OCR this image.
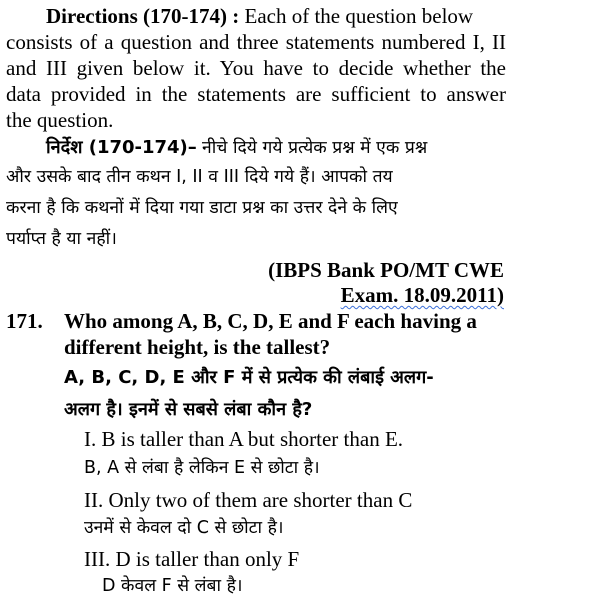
Directions (170-174) : Each of the question below
consists of a question and three statements numbered I, II
and III given below it. You have to decide whether the
data provided in the statements are sufficient to answer
the question.
निर्देश (170-174)– नीचे दिये गये प्रत्येक प्रश्न में एक प्रश्न
और उसके बाद तीन कथन I, II व III दिये गये हैं। आपको तय
करना है कि कथनों में दिया गया डाटा प्रश्न का उत्तर देने के लिए
पर्याप्त है या नहीं।
(IBPS Bank PO/MT CWE
Exam. 18.09.2011)
171. Who among A, B, C, D, E and F each having a
different height, is the tallest?
A, B, C, D, E और F में से प्रत्येक की लंबाई अलग-
अलग है। इनमें से सबसे लंबा कौन है?
I. B is taller than A but shorter than E.
B, A से लंबा है लेकिन E से छोटा है।
II. Only two of them are shorter than C
उनमें से केवल दो C से छोटा है।
III. D is taller than only F
D केवल F से लंबा है।
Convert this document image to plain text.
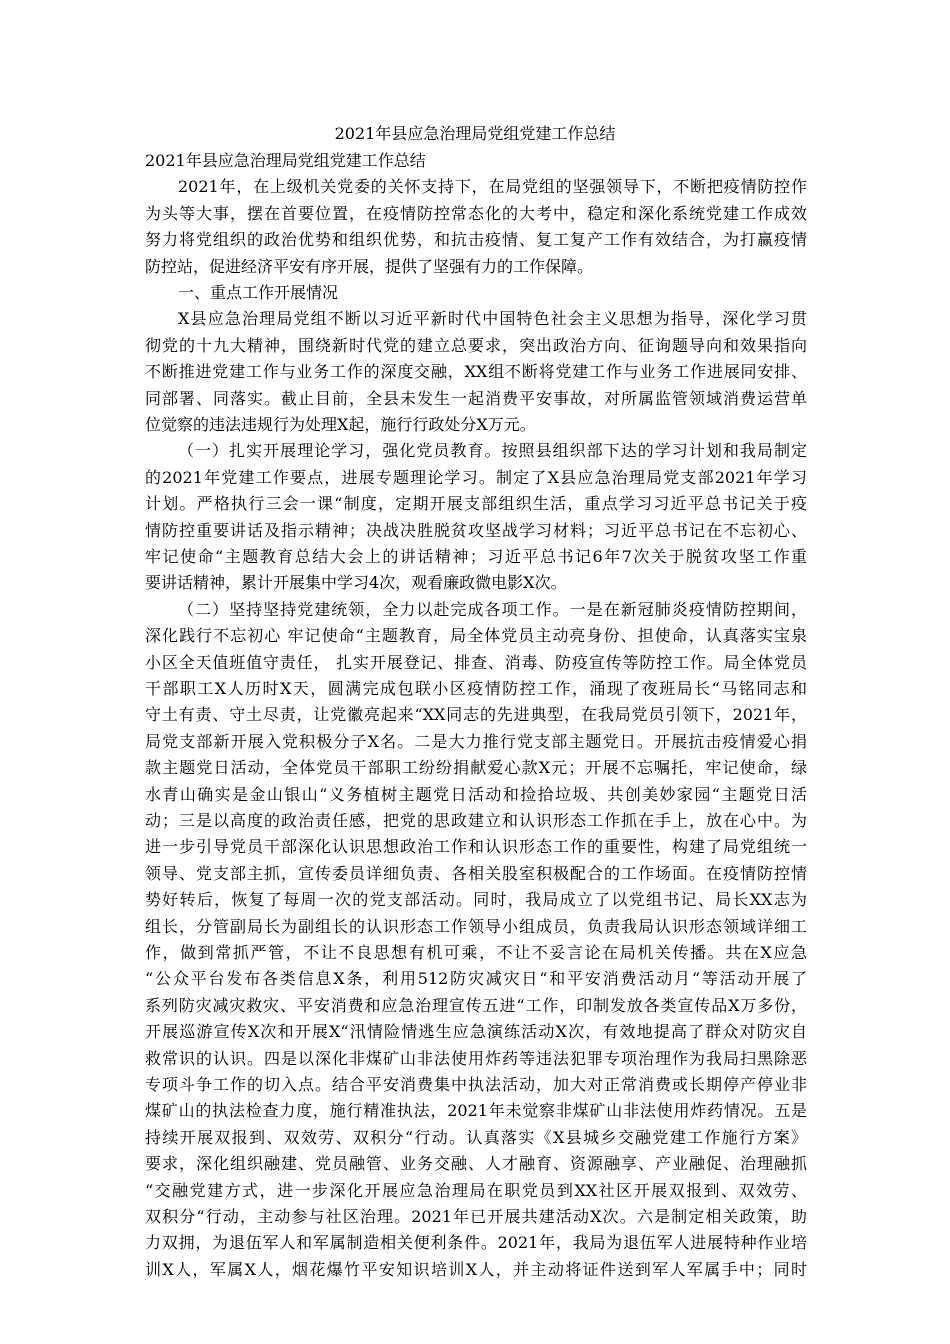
2021年县应急治理局党组党建工作总结
2021年县应急治理局党组党建工作总结
2021年，在上级机关党委的关怀支持下，在局党组的坚强领导下，不断把疫情防控作
为头等大事，摆在首要位置，在疫情防控常态化的大考中，稳定和深化系统党建工作成效
努力将党组织的政治优势和组织优势，和抗击疫情、复工复产工作有效结合，为打赢疫情
防控站，促进经济平安有序开展，提供了坚强有力的工作保障。
一、重点工作开展情况
X县应急治理局党组不断以习近平新时代中国特色社会主义思想为指导，深化学习贯
彻党的十九大精神，围绕新时代党的建立总要求，突出政治方向、征询题导向和效果指向
不断推进党建工作与业务工作的深度交融，XX组不断将党建工作与业务工作进展同安排、
同部署、同落实。截止目前，全县未发生一起消费平安事故，对所属监管领域消费运营单
位觉察的违法违规行为处理X起，施行行政处分X万元。
（一）扎实开展理论学习，强化党员教育。按照县组织部下达的学习计划和我局制定
的2021年党建工作要点，进展专题理论学习。制定了X县应急治理局党支部2021年学习
计划。严格执行三会一课“制度，定期开展支部组织生活，重点学习习近平总书记关于疫
情防控重要讲话及指示精神；决战决胜脱贫攻坚战学习材料；习近平总书记在不忘初心、
牢记使命“主题教育总结大会上的讲话精神；习近平总书记6年7次关于脱贫攻坚工作重
要讲话精神，累计开展集中学习4次，观看廉政微电影X次。
（二）坚持坚持党建统领，全力以赴完成各项工作。一是在新冠肺炎疫情防控期间，
深化践行不忘初心 牢记使命“主题教育，局全体党员主动亮身份、担使命，认真落实宝泉
小区全天值班值守责任， 扎实开展登记、排查、消毒、防疫宣传等防控工作。局全体党员
干部职工X人历时X天，圆满完成包联小区疫情防控工作，涌现了夜班局长“马铭同志和
守土有责、守土尽责，让党徽亮起来“XX同志的先进典型，在我局党员引领下，2021年，
局党支部新开展入党积极分子X名。二是大力推行党支部主题党日。开展抗击疫情爱心捐
款主题党日活动，全体党员干部职工纷纷捐献爱心款X元；开展不忘嘱托，牢记使命，绿
水青山确实是金山银山“义务植树主题党日活动和捡拾垃圾、共创美妙家园“主题党日活
动；三是以高度的政治责任感，把党的思政建立和认识形态工作抓在手上，放在心中。为
进一步引导党员干部深化认识思想政治工作和认识形态工作的重要性，构建了局党组统一
领导、党支部主抓，宣传委员详细负责、各相关股室积极配合的工作场面。在疫情防控情
势好转后，恢复了每周一次的党支部活动。同时，我局成立了以党组书记、局长XX志为
组长，分管副局长为副组长的认识形态工作领导小组成员，负责我局认识形态领域详细工
作，做到常抓严管，不让不良思想有机可乘，不让不妥言论在局机关传播。共在X应急
“公众平台发布各类信息X条，利用512防灾减灾日“和平安消费活动月“等活动开展了
系列防灾减灾救灾、平安消费和应急治理宣传五进“工作，印制发放各类宣传品X万多份，
开展巡游宣传X次和开展X“汛情险情逃生应急演练活动X次，有效地提高了群众对防灾自
救常识的认识。四是以深化非煤矿山非法使用炸药等违法犯罪专项治理作为我局扫黑除恶
专项斗争工作的切入点。结合平安消费集中执法活动，加大对正常消费或长期停产停业非
煤矿山的执法检查力度，施行精准执法，2021年未觉察非煤矿山非法使用炸药情况。五是
持续开展双报到、双效劳、双积分“行动。认真落实《X县城乡交融党建工作施行方案》
要求，深化组织融建、党员融管、业务交融、人才融育、资源融享、产业融促、治理融抓
“交融党建方式，进一步深化开展应急治理局在职党员到XX社区开展双报到、双效劳、
双积分“行动，主动参与社区治理。2021年已开展共建活动X次。六是制定相关政策，助
力双拥，为退伍军人和军属制造相关便利条件。2021年，我局为退伍军人进展特种作业培
训X人，军属X人，烟花爆竹平安知识培训X人，并主动将证件送到军人军属手中；同时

::::::::::

#### Problem statement:
In the entries above, find each line with the word "question" and copy it.

#### Answer:
Directions (170-174) : Each of the question below
consists of a question and three statements numbered I, II
the question.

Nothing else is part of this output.